=== Task directions ===
Retype each record below word for word. Leave the pictures out.

[START OF Entries provided]

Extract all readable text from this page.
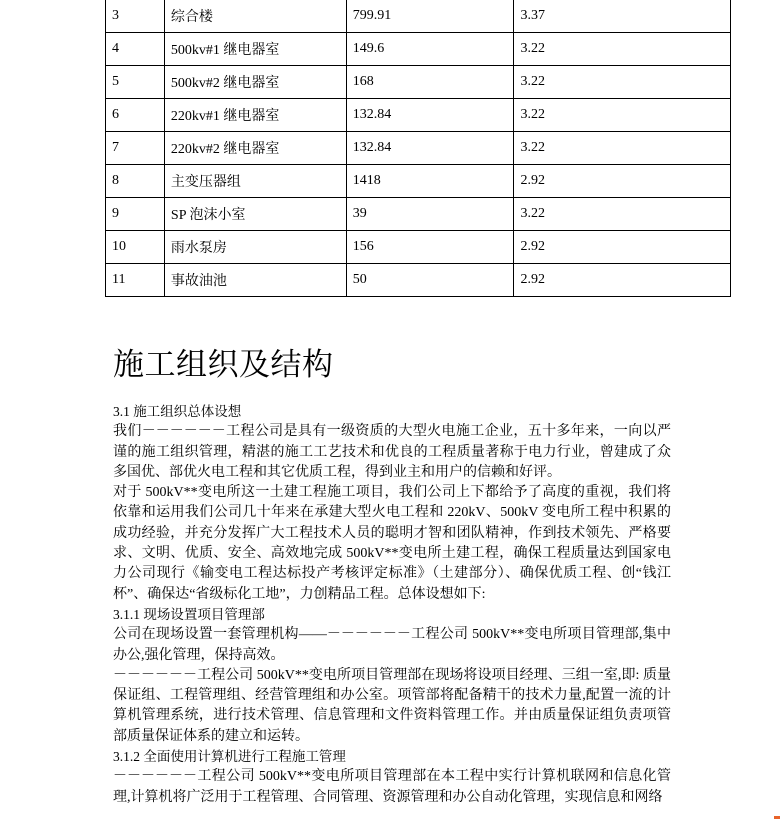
3	综合楼	799.91	3.37
4	500kv#1 继电器室	149.6	3.22
5	500kv#2 继电器室	168	3.22
6	220kv#1 继电器室	132.84	3.22
7	220kv#2 继电器室	132.84	3.22
8	主变压器组	1418	2.92
9	SP 泡沫小室	39	3.22
10	雨水泵房	156	2.92
11	事故油池	50	2.92
施工组织及结构

3.1 施工组织总体设想

我们－－－－－－工程公司是具有一级资质的大型火电施工企业，五十多年来，一向以严谨的施工组织管理，精湛的施工工艺技术和优良的工程质量著称于电力行业，曾建成了众多国优、部优火电工程和其它优质工程，得到业主和用户的信赖和好评。

对于 500kV**变电所这一土建工程施工项目，我们公司上下都给予了高度的重视，我们将依靠和运用我们公司几十年来在承建大型火电工程和 220kV、500kV 变电所工程中积累的成功经验，并充分发挥广大工程技术人员的聪明才智和团队精神，作到技术领先、严格要求、文明、优质、安全、高效地完成 500kV**变电所土建工程，确保工程质量达到国家电力公司现行《输变电工程达标投产考核评定标准》（土建部分）、确保优质工程、创“钱江杯”、确保达“省级标化工地”，力创精品工程。总体设想如下:

3.1.1 现场设置项目管理部

公司在现场设置一套管理机构——－－－－－－工程公司 500kV**变电所项目管理部,集中办公,强化管理，保持高效。

－－－－－－工程公司 500kV**变电所项目管理部在现场将设项目经理、三组一室,即: 质量保证组、工程管理组、经营管理组和办公室。项管部将配备精干的技术力量,配置一流的计算机管理系统，进行技术管理、信息管理和文件资料管理工作。并由质量保证组负责项管部质量保证体系的建立和运转。

3.1.2 全面使用计算机进行工程施工管理

－－－－－－工程公司 500kV**变电所项目管理部在本工程中实行计算机联网和信息化管理,计算机将广泛用于工程管理、合同管理、资源管理和办公自动化管理，实现信息和网络
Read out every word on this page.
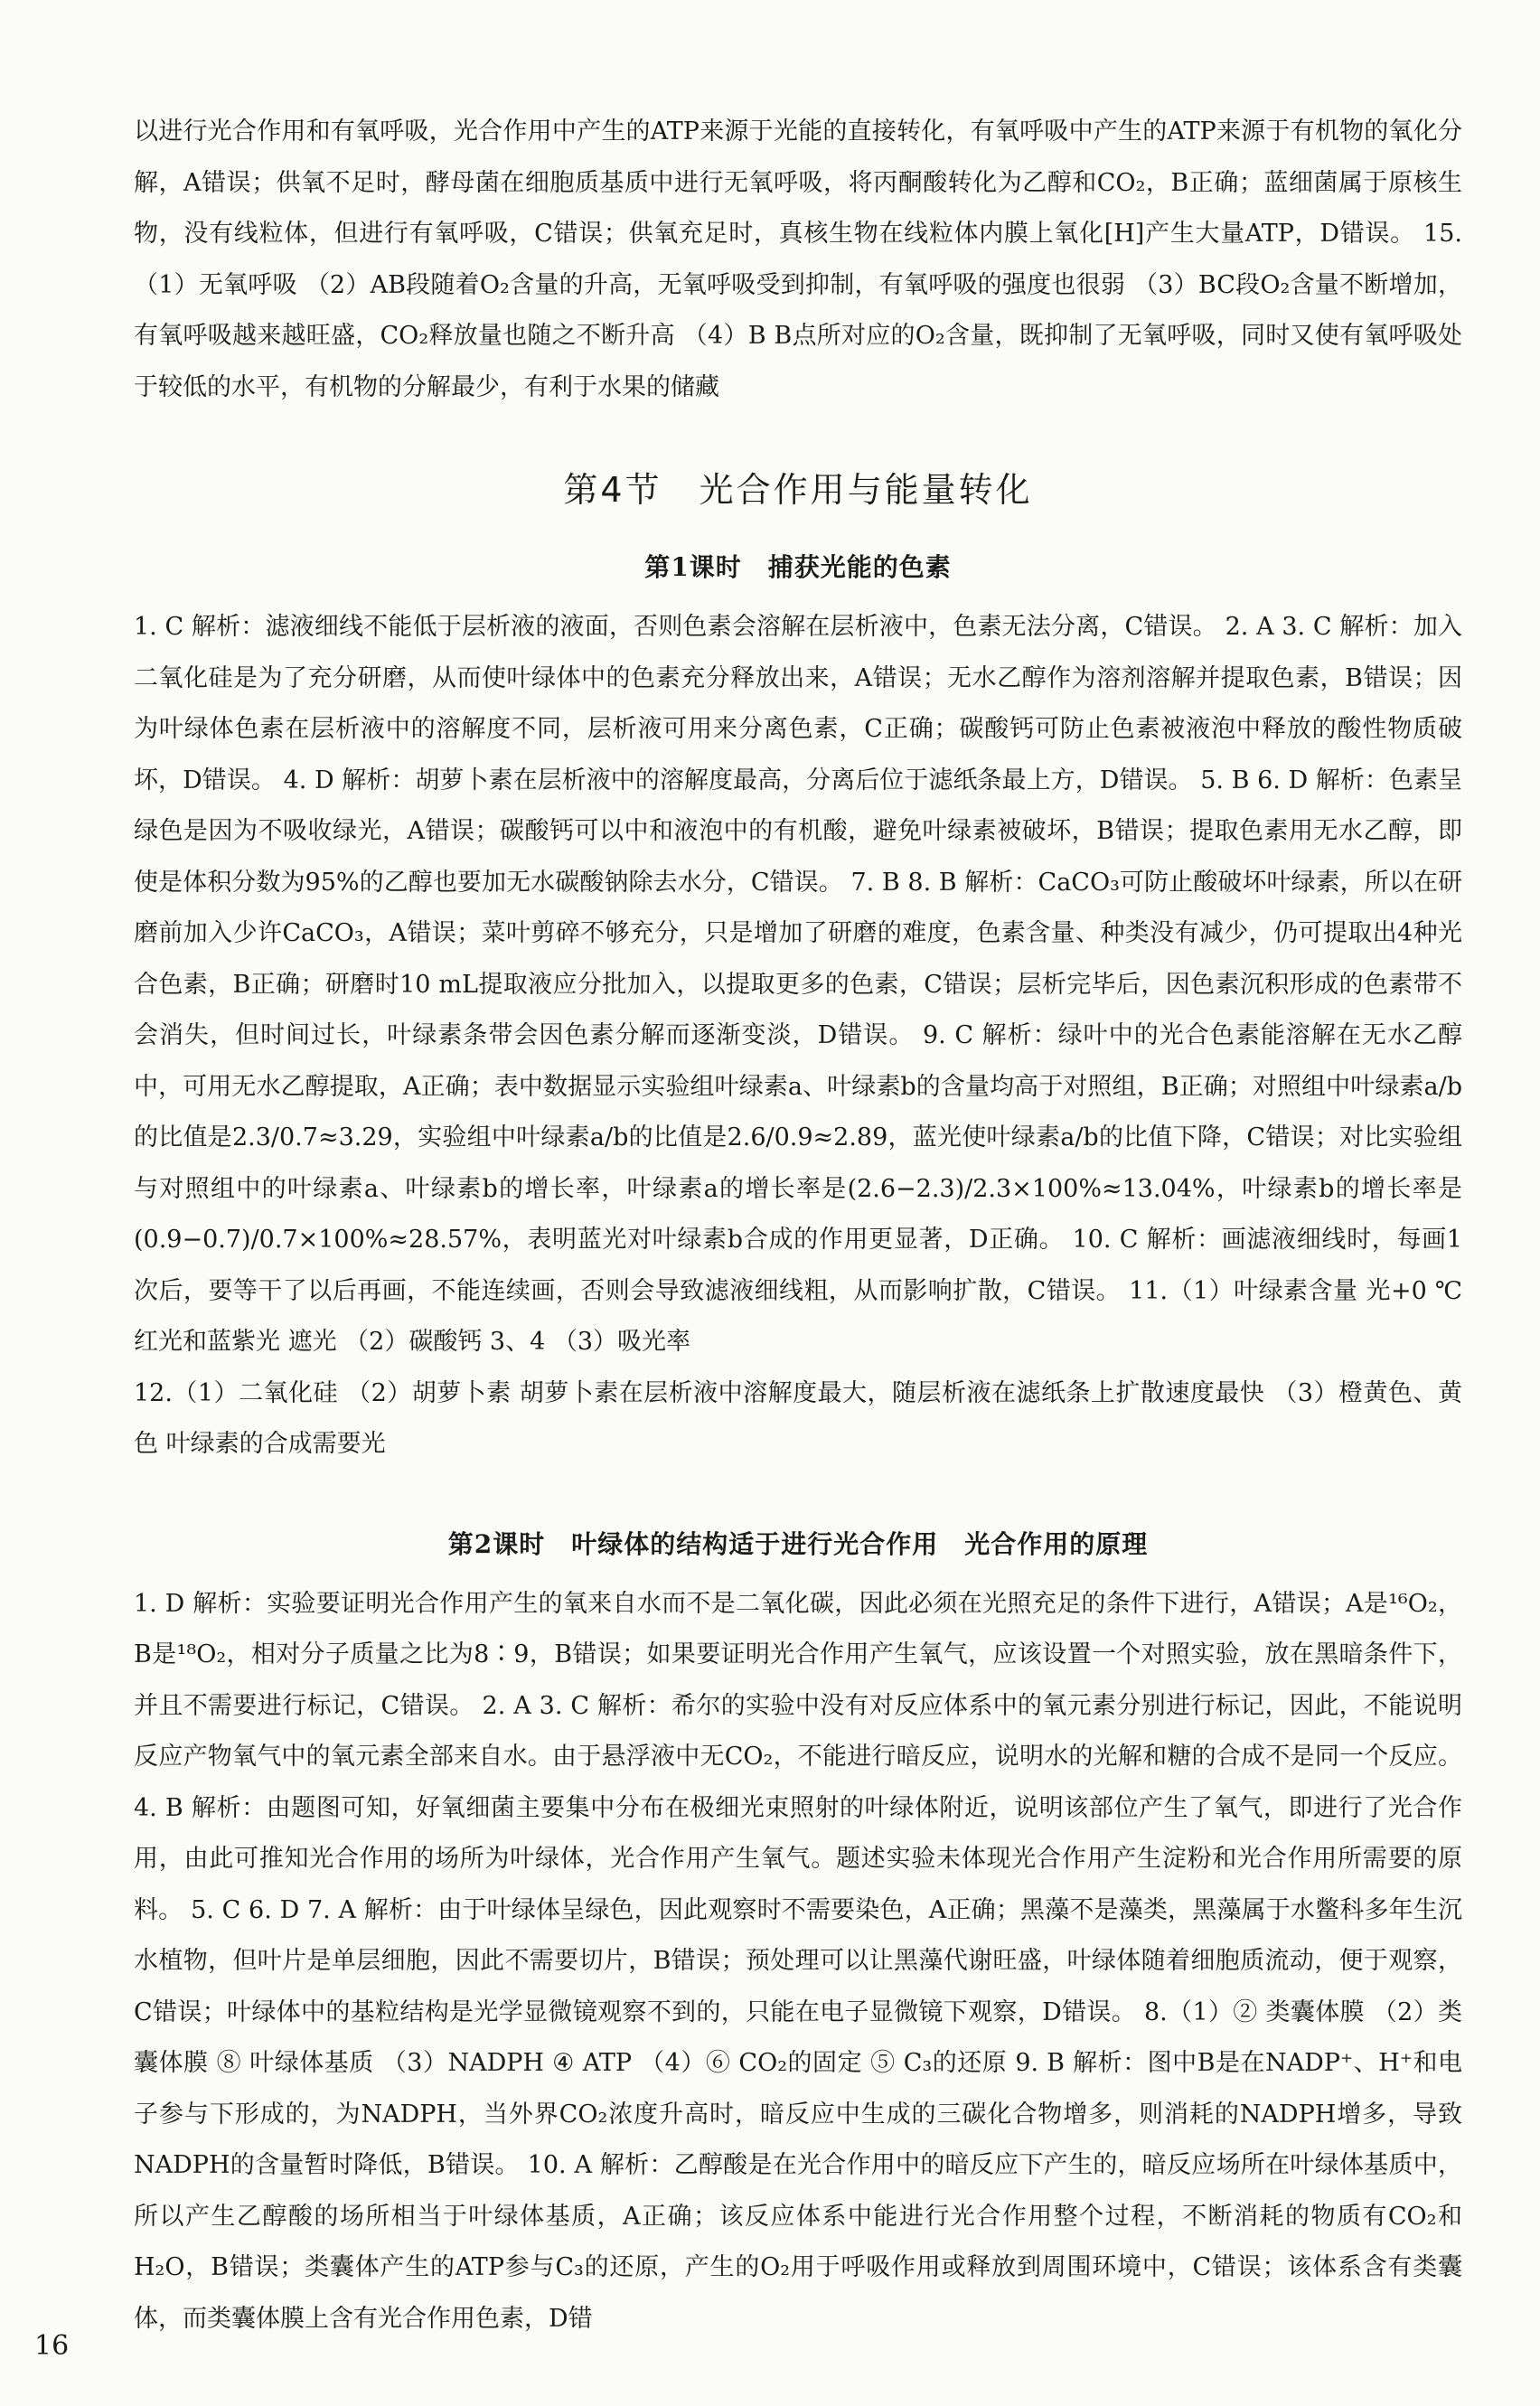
以进行光合作用和有氧呼吸，光合作用中产生的ATP来源于光能的直接转化，有氧呼吸中产生的ATP来源于有机物的氧化分解，A错误；供氧不足时，酵母菌在细胞质基质中进行无氧呼吸，将丙酮酸转化为乙醇和CO₂，B正确；蓝细菌属于原核生物，没有线粒体，但进行有氧呼吸，C错误；供氧充足时，真核生物在线粒体内膜上氧化[H]产生大量ATP，D错误。 15.（1）无氧呼吸 （2）AB段随着O₂含量的升高，无氧呼吸受到抑制，有氧呼吸的强度也很弱 （3）BC段O₂含量不断增加，有氧呼吸越来越旺盛，CO₂释放量也随之不断升高 （4）B B点所对应的O₂含量，既抑制了无氧呼吸，同时又使有氧呼吸处于较低的水平，有机物的分解最少，有利于水果的储藏

第4节　光合作用与能量转化
第1课时　捕获光能的色素

1. C 解析：滤液细线不能低于层析液的液面，否则色素会溶解在层析液中，色素无法分离，C错误。 2. A 3. C 解析：加入二氧化硅是为了充分研磨，从而使叶绿体中的色素充分释放出来，A错误；无水乙醇作为溶剂溶解并提取色素，B错误；因为叶绿体色素在层析液中的溶解度不同，层析液可用来分离色素，C正确；碳酸钙可防止色素被液泡中释放的酸性物质破坏，D错误。 4. D 解析：胡萝卜素在层析液中的溶解度最高，分离后位于滤纸条最上方，D错误。 5. B 6. D 解析：色素呈绿色是因为不吸收绿光，A错误；碳酸钙可以中和液泡中的有机酸，避免叶绿素被破坏，B错误；提取色素用无水乙醇，即使是体积分数为95%的乙醇也要加无水碳酸钠除去水分，C错误。 7. B 8. B 解析：CaCO₃可防止酸破坏叶绿素，所以在研磨前加入少许CaCO₃，A错误；菜叶剪碎不够充分，只是增加了研磨的难度，色素含量、种类没有减少，仍可提取出4种光合色素，B正确；研磨时10 mL提取液应分批加入，以提取更多的色素，C错误；层析完毕后，因色素沉积形成的色素带不会消失，但时间过长，叶绿素条带会因色素分解而逐渐变淡，D错误。 9. C 解析：绿叶中的光合色素能溶解在无水乙醇中，可用无水乙醇提取，A正确；表中数据显示实验组叶绿素a、叶绿素b的含量均高于对照组，B正确；对照组中叶绿素a/b的比值是2.3/0.7≈3.29，实验组中叶绿素a/b的比值是2.6/0.9≈2.89，蓝光使叶绿素a/b的比值下降，C错误；对比实验组与对照组中的叶绿素a、叶绿素b的增长率，叶绿素a的增长率是(2.6−2.3)/2.3×100%≈13.04%，叶绿素b的增长率是(0.9−0.7)/0.7×100%≈28.57%，表明蓝光对叶绿素b合成的作用更显著，D正确。 10. C 解析：画滤液细线时，每画1次后，要等干了以后再画，不能连续画，否则会导致滤液细线粗，从而影响扩散，C错误。 11.（1）叶绿素含量 光+0 ℃ 红光和蓝紫光 遮光 （2）碳酸钙 3、4 （3）吸光率

12.（1）二氧化硅 （2）胡萝卜素 胡萝卜素在层析液中溶解度最大，随层析液在滤纸条上扩散速度最快 （3）橙黄色、黄色 叶绿素的合成需要光

第2课时　叶绿体的结构适于进行光合作用　光合作用的原理

1. D 解析：实验要证明光合作用产生的氧来自水而不是二氧化碳，因此必须在光照充足的条件下进行，A错误；A是¹⁶O₂，B是¹⁸O₂，相对分子质量之比为8∶9，B错误；如果要证明光合作用产生氧气，应该设置一个对照实验，放在黑暗条件下，并且不需要进行标记，C错误。 2. A 3. C 解析：希尔的实验中没有对反应体系中的氧元素分别进行标记，因此，不能说明反应产物氧气中的氧元素全部来自水。由于悬浮液中无CO₂，不能进行暗反应，说明水的光解和糖的合成不是同一个反应。 4. B 解析：由题图可知，好氧细菌主要集中分布在极细光束照射的叶绿体附近，说明该部位产生了氧气，即进行了光合作用，由此可推知光合作用的场所为叶绿体，光合作用产生氧气。题述实验未体现光合作用产生淀粉和光合作用所需要的原料。 5. C 6. D 7. A 解析：由于叶绿体呈绿色，因此观察时不需要染色，A正确；黑藻不是藻类，黑藻属于水鳖科多年生沉水植物，但叶片是单层细胞，因此不需要切片，B错误；预处理可以让黑藻代谢旺盛，叶绿体随着细胞质流动，便于观察，C错误；叶绿体中的基粒结构是光学显微镜观察不到的，只能在电子显微镜下观察，D错误。 8.（1）② 类囊体膜 （2）类囊体膜 ⑧ 叶绿体基质 （3）NADPH ④ ATP （4）⑥ CO₂的固定 ⑤ C₃的还原 9. B 解析：图中B是在NADP⁺、H⁺和电子参与下形成的，为NADPH，当外界CO₂浓度升高时，暗反应中生成的三碳化合物增多，则消耗的NADPH增多，导致NADPH的含量暂时降低，B错误。 10. A 解析：乙醇酸是在光合作用中的暗反应下产生的，暗反应场所在叶绿体基质中，所以产生乙醇酸的场所相当于叶绿体基质，A正确；该反应体系中能进行光合作用整个过程，不断消耗的物质有CO₂和H₂O，B错误；类囊体产生的ATP参与C₃的还原，产生的O₂用于呼吸作用或释放到周围环境中，C错误；该体系含有类囊体，而类囊体膜上含有光合作用色素，D错

16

[END OF Entries provided]

=== Correct response ===
Extract all readable text from this page.
3	综合楼	799.91	3.37
4	500kv#1 继电器室	149.6	3.22
5	500kv#2 继电器室	168	3.22
6	220kv#1 继电器室	132.84	3.22
7	220kv#2 继电器室	132.84	3.22
8	主变压器组	1418	2.92
9	SP 泡沫小室	39	3.22
10	雨水泵房	156	2.92
11	事故油池	50	2.92
施工组织及结构

3.1 施工组织总体设想

我们－－－－－－工程公司是具有一级资质的大型火电施工企业，五十多年来，一向以严谨的施工组织管理，精湛的施工工艺技术和优良的工程质量著称于电力行业，曾建成了众多国优、部优火电工程和其它优质工程，得到业主和用户的信赖和好评。

对于 500kV**变电所这一土建工程施工项目，我们公司上下都给予了高度的重视，我们将依靠和运用我们公司几十年来在承建大型火电工程和 220kV、500kV 变电所工程中积累的成功经验，并充分发挥广大工程技术人员的聪明才智和团队精神，作到技术领先、严格要求、文明、优质、安全、高效地完成 500kV**变电所土建工程，确保工程质量达到国家电力公司现行《输变电工程达标投产考核评定标准》（土建部分）、确保优质工程、创“钱江杯”、确保达“省级标化工地”，力创精品工程。总体设想如下:

3.1.1 现场设置项目管理部

公司在现场设置一套管理机构——－－－－－－工程公司 500kV**变电所项目管理部,集中办公,强化管理，保持高效。

－－－－－－工程公司 500kV**变电所项目管理部在现场将设项目经理、三组一室,即: 质量保证组、工程管理组、经营管理组和办公室。项管部将配备精干的技术力量,配置一流的计算机管理系统，进行技术管理、信息管理和文件资料管理工作。并由质量保证组负责项管部质量保证体系的建立和运转。

3.1.2 全面使用计算机进行工程施工管理

－－－－－－工程公司 500kV**变电所项目管理部在本工程中实行计算机联网和信息化管理,计算机将广泛用于工程管理、合同管理、资源管理和办公自动化管理，实现信息和网络
Read out every word on this page.
以进行光合作用和有氧呼吸，光合作用中产生的ATP来源于光能的直接转化，有氧呼吸中产生的ATP来源于有机物的氧化分解，A错误；供氧不足时，酵母菌在细胞质基质中进行无氧呼吸，将丙酮酸转化为乙醇和CO₂，B正确；蓝细菌属于原核生物，没有线粒体，但进行有氧呼吸，C错误；供氧充足时，真核生物在线粒体内膜上氧化[H]产生大量ATP，D错误。 15.（1）无氧呼吸 （2）AB段随着O₂含量的升高，无氧呼吸受到抑制，有氧呼吸的强度也很弱 （3）BC段O₂含量不断增加，有氧呼吸越来越旺盛，CO₂释放量也随之不断升高 （4）B B点所对应的O₂含量，既抑制了无氧呼吸，同时又使有氧呼吸处于较低的水平，有机物的分解最少，有利于水果的储藏

第4节　光合作用与能量转化
第1课时　捕获光能的色素

1. C 解析：滤液细线不能低于层析液的液面，否则色素会溶解在层析液中，色素无法分离，C错误。 2. A 3. C 解析：加入二氧化硅是为了充分研磨，从而使叶绿体中的色素充分释放出来，A错误；无水乙醇作为溶剂溶解并提取色素，B错误；因为叶绿体色素在层析液中的溶解度不同，层析液可用来分离色素，C正确；碳酸钙可防止色素被液泡中释放的酸性物质破坏，D错误。 4. D 解析：胡萝卜素在层析液中的溶解度最高，分离后位于滤纸条最上方，D错误。 5. B 6. D 解析：色素呈绿色是因为不吸收绿光，A错误；碳酸钙可以中和液泡中的有机酸，避免叶绿素被破坏，B错误；提取色素用无水乙醇，即使是体积分数为95%的乙醇也要加无水碳酸钠除去水分，C错误。 7. B 8. B 解析：CaCO₃可防止酸破坏叶绿素，所以在研磨前加入少许CaCO₃，A错误；菜叶剪碎不够充分，只是增加了研磨的难度，色素含量、种类没有减少，仍可提取出4种光合色素，B正确；研磨时10 mL提取液应分批加入，以提取更多的色素，C错误；层析完毕后，因色素沉积形成的色素带不会消失，但时间过长，叶绿素条带会因色素分解而逐渐变淡，D错误。 9. C 解析：绿叶中的光合色素能溶解在无水乙醇中，可用无水乙醇提取，A正确；表中数据显示实验组叶绿素a、叶绿素b的含量均高于对照组，B正确；对照组中叶绿素a/b的比值是2.3/0.7≈3.29，实验组中叶绿素a/b的比值是2.6/0.9≈2.89，蓝光使叶绿素a/b的比值下降，C错误；对比实验组与对照组中的叶绿素a、叶绿素b的增长率，叶绿素a的增长率是(2.6−2.3)/2.3×100%≈13.04%，叶绿素b的增长率是(0.9−0.7)/0.7×100%≈28.57%，表明蓝光对叶绿素b合成的作用更显著，D正确。 10. C 解析：画滤液细线时，每画1次后，要等干了以后再画，不能连续画，否则会导致滤液细线粗，从而影响扩散，C错误。 11.（1）叶绿素含量 光+0 ℃ 红光和蓝紫光 遮光 （2）碳酸钙 3、4 （3）吸光率

12.（1）二氧化硅 （2）胡萝卜素 胡萝卜素在层析液中溶解度最大，随层析液在滤纸条上扩散速度最快 （3）橙黄色、黄色 叶绿素的合成需要光

第2课时　叶绿体的结构适于进行光合作用　光合作用的原理

1. D 解析：实验要证明光合作用产生的氧来自水而不是二氧化碳，因此必须在光照充足的条件下进行，A错误；A是¹⁶O₂，B是¹⁸O₂，相对分子质量之比为8∶9，B错误；如果要证明光合作用产生氧气，应该设置一个对照实验，放在黑暗条件下，并且不需要进行标记，C错误。 2. A 3. C 解析：希尔的实验中没有对反应体系中的氧元素分别进行标记，因此，不能说明反应产物氧气中的氧元素全部来自水。由于悬浮液中无CO₂，不能进行暗反应，说明水的光解和糖的合成不是同一个反应。 4. B 解析：由题图可知，好氧细菌主要集中分布在极细光束照射的叶绿体附近，说明该部位产生了氧气，即进行了光合作用，由此可推知光合作用的场所为叶绿体，光合作用产生氧气。题述实验未体现光合作用产生淀粉和光合作用所需要的原料。 5. C 6. D 7. A 解析：由于叶绿体呈绿色，因此观察时不需要染色，A正确；黑藻不是藻类，黑藻属于水鳖科多年生沉水植物，但叶片是单层细胞，因此不需要切片，B错误；预处理可以让黑藻代谢旺盛，叶绿体随着细胞质流动，便于观察，C错误；叶绿体中的基粒结构是光学显微镜观察不到的，只能在电子显微镜下观察，D错误。 8.（1）② 类囊体膜 （2）类囊体膜 ⑧ 叶绿体基质 （3）NADPH ④ ATP （4）⑥ CO₂的固定 ⑤ C₃的还原 9. B 解析：图中B是在NADP⁺、H⁺和电子参与下形成的，为NADPH，当外界CO₂浓度升高时，暗反应中生成的三碳化合物增多，则消耗的NADPH增多，导致NADPH的含量暂时降低，B错误。 10. A 解析：乙醇酸是在光合作用中的暗反应下产生的，暗反应场所在叶绿体基质中，所以产生乙醇酸的场所相当于叶绿体基质，A正确；该反应体系中能进行光合作用整个过程，不断消耗的物质有CO₂和H₂O，B错误；类囊体产生的ATP参与C₃的还原，产生的O₂用于呼吸作用或释放到周围环境中，C错误；该体系含有类囊体，而类囊体膜上含有光合作用色素，D错

16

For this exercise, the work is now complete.